* **Given information**
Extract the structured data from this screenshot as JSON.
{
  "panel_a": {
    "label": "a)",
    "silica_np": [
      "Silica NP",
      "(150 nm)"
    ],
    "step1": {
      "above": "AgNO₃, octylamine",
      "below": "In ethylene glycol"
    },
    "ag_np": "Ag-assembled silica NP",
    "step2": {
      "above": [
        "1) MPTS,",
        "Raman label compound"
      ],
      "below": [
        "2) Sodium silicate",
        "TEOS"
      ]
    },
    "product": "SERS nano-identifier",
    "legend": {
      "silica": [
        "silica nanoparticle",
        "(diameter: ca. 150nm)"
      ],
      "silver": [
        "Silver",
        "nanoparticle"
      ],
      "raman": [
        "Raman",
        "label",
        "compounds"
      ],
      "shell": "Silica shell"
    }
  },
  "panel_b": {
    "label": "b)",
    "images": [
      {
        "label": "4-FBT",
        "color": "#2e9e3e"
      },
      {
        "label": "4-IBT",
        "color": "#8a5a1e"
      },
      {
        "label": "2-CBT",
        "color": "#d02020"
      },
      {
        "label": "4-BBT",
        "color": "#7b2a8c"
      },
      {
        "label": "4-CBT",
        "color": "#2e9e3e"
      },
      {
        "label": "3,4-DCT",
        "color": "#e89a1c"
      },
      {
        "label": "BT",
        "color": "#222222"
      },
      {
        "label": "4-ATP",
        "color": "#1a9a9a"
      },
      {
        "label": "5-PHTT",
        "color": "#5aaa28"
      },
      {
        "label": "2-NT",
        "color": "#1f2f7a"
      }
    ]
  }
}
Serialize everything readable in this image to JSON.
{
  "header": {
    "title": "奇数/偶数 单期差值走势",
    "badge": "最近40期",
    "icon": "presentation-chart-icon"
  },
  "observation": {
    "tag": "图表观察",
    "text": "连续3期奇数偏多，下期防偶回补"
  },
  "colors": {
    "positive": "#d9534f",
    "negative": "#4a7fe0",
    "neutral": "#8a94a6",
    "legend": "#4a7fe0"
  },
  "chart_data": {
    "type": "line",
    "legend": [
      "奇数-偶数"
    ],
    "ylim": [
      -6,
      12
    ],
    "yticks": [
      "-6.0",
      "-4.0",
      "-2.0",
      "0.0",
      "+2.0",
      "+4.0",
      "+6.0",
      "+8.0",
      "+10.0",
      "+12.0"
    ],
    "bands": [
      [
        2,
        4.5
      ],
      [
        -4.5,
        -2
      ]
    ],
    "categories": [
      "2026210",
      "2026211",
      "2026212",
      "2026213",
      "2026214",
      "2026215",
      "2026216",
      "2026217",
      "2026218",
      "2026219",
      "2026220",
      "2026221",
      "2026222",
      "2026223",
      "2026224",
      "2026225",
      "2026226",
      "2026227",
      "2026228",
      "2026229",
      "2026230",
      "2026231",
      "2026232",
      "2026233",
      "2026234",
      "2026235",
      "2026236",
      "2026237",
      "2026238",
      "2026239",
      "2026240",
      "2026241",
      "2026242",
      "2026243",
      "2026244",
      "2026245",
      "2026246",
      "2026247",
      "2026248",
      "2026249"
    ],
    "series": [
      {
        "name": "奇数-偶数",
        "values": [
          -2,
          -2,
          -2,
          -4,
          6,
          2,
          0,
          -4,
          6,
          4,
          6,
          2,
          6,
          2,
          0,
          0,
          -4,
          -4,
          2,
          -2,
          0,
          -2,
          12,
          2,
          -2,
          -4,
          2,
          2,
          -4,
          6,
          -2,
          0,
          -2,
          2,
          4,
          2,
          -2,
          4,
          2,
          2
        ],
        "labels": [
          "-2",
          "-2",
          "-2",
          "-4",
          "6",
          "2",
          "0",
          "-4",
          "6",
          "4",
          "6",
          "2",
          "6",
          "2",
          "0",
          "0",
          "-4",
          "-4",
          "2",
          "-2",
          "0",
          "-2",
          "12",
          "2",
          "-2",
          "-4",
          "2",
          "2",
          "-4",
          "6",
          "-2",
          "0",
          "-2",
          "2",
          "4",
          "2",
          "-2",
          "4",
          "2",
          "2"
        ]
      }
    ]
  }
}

* **Problem details**
From the listing above, extract every line exactly as it stands.

* **Answer to the task**
Extract the structured data from this screenshot as JSON.
{
  "panel_a": {
    "label": "a)",
    "silica_np": [
      "Silica NP",
      "(150 nm)"
    ],
    "step1": {
      "above": "AgNO₃, octylamine",
      "below": "In ethylene glycol"
    },
    "ag_np": "Ag-assembled silica NP",
    "step2": {
      "above": [
        "1) MPTS,",
        "Raman label compound"
      ],
      "below": [
        "2) Sodium silicate",
        "TEOS"
      ]
    },
    "product": "SERS nano-identifier",
    "legend": {
      "silica": [
        "silica nanoparticle",
        "(diameter: ca. 150nm)"
      ],
      "silver": [
        "Silver",
        "nanoparticle"
      ],
      "raman": [
        "Raman",
        "label",
        "compounds"
      ],
      "shell": "Silica shell"
    }
  },
  "panel_b": {
    "label": "b)",
    "images": [
      {
        "label": "4-FBT",
        "color": "#2e9e3e"
      },
      {
        "label": "4-IBT",
        "color": "#8a5a1e"
      },
      {
        "label": "2-CBT",
        "color": "#d02020"
      },
      {
        "label": "4-BBT",
        "color": "#7b2a8c"
      },
      {
        "label": "4-CBT",
        "color": "#2e9e3e"
      },
      {
        "label": "3,4-DCT",
        "color": "#e89a1c"
      },
      {
        "label": "BT",
        "color": "#222222"
      },
      {
        "label": "4-ATP",
        "color": "#1a9a9a"
      },
      {
        "label": "5-PHTT",
        "color": "#5aaa28"
      },
      {
        "label": "2-NT",
        "color": "#1f2f7a"
      }
    ]
  }
}
Serialize everything readable in this image to JSON.
{
  "header": {
    "title": "奇数/偶数 单期差值走势",
    "badge": "最近40期",
    "icon": "presentation-chart-icon"
  },
  "observation": {
    "tag": "图表观察",
    "text": "连续3期奇数偏多，下期防偶回补"
  },
  "colors": {
    "positive": "#d9534f",
    "negative": "#4a7fe0",
    "neutral": "#8a94a6",
    "legend": "#4a7fe0"
  },
  "chart_data": {
    "type": "line",
    "legend": [
      "奇数-偶数"
    ],
    "ylim": [
      -6,
      12
    ],
    "yticks": [
      "-6.0",
      "-4.0",
      "-2.0",
      "0.0",
      "+2.0",
      "+4.0",
      "+6.0",
      "+8.0",
      "+10.0",
      "+12.0"
    ],
    "bands": [
      [
        2,
        4.5
      ],
      [
        -4.5,
        -2
      ]
    ],
    "categories": [
      "2026210",
      "2026211",
      "2026212",
      "2026213",
      "2026214",
      "2026215",
      "2026216",
      "2026217",
      "2026218",
      "2026219",
      "2026220",
      "2026221",
      "2026222",
      "2026223",
      "2026224",
      "2026225",
      "2026226",
      "2026227",
      "2026228",
      "2026229",
      "2026230",
      "2026231",
      "2026232",
      "2026233",
      "2026234",
      "2026235",
      "2026236",
      "2026237",
      "2026238",
      "2026239",
      "2026240",
      "2026241",
      "2026242",
      "2026243",
      "2026244",
      "2026245",
      "2026246",
      "2026247",
      "2026248",
      "2026249"
    ],
    "series": [
      {
        "name": "奇数-偶数",
        "values": [
          -2,
          -2,
          -2,
          -4,
          6,
          2,
          0,
          -4,
          6,
          4,
          6,
          2,
          6,
          2,
          0,
          0,
          -4,
          -4,
          2,
          -2,
          0,
          -2,
          12,
          2,
          -2,
          -4,
          2,
          2,
          -4,
          6,
          -2,
          0,
          -2,
          2,
          4,
          2,
          -2,
          4,
          2,
          2
        ],
        "labels": [
          "-2",
          "-2",
          "-2",
          "-4",
          "6",
          "2",
          "0",
          "-4",
          "6",
          "4",
          "6",
          "2",
          "6",
          "2",
          "0",
          "0",
          "-4",
          "-4",
          "2",
          "-2",
          "0",
          "-2",
          "12",
          "2",
          "-2",
          "-4",
          "2",
          "2",
          "-4",
          "6",
          "-2",
          "0",
          "-2",
          "2",
          "4",
          "2",
          "-2",
          "4",
          "2",
          "2"
        ]
      }
    ]
  }
}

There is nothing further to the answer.